- _Task brief_
Search the data below for the string "n油酸钠". Extract every line that contains it.

————

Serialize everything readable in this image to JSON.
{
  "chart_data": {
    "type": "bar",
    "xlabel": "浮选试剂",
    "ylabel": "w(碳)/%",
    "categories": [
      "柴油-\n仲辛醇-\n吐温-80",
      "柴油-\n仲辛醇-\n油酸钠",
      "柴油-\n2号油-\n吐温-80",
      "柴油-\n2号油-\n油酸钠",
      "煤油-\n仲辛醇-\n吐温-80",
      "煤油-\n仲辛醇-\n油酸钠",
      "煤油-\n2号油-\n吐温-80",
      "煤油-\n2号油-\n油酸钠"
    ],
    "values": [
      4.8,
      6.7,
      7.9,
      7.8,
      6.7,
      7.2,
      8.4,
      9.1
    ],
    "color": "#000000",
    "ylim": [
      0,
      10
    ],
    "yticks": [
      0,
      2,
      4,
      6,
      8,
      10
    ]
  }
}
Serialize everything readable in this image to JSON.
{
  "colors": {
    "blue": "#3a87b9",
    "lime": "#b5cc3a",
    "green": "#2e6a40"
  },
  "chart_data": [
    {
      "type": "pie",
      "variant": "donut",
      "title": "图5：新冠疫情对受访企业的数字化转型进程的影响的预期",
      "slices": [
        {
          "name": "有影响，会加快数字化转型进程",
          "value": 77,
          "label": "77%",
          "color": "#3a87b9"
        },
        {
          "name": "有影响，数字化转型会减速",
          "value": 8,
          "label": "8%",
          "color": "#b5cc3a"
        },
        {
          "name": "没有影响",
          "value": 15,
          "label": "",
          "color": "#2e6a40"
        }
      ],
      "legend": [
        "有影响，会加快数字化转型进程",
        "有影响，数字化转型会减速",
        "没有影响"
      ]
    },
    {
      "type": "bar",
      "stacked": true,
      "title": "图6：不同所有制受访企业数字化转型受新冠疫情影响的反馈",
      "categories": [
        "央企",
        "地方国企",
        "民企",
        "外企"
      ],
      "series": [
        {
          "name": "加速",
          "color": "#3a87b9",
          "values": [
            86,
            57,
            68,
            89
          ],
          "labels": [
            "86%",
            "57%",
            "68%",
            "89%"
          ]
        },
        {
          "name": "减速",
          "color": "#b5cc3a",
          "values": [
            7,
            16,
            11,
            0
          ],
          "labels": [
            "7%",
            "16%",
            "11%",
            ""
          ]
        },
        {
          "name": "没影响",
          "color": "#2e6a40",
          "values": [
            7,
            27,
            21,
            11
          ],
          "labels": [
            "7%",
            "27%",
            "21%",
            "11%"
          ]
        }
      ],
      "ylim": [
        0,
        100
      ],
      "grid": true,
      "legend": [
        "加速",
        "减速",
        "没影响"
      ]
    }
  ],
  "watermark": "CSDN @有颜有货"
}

————

- _Task solution_
      "柴油-\n仲辛醇-\n油酸钠",
      "柴油-\n2号油-\n油酸钠",
      "煤油-\n仲辛醇-\n油酸钠",
      "煤油-\n2号油-\n油酸钠"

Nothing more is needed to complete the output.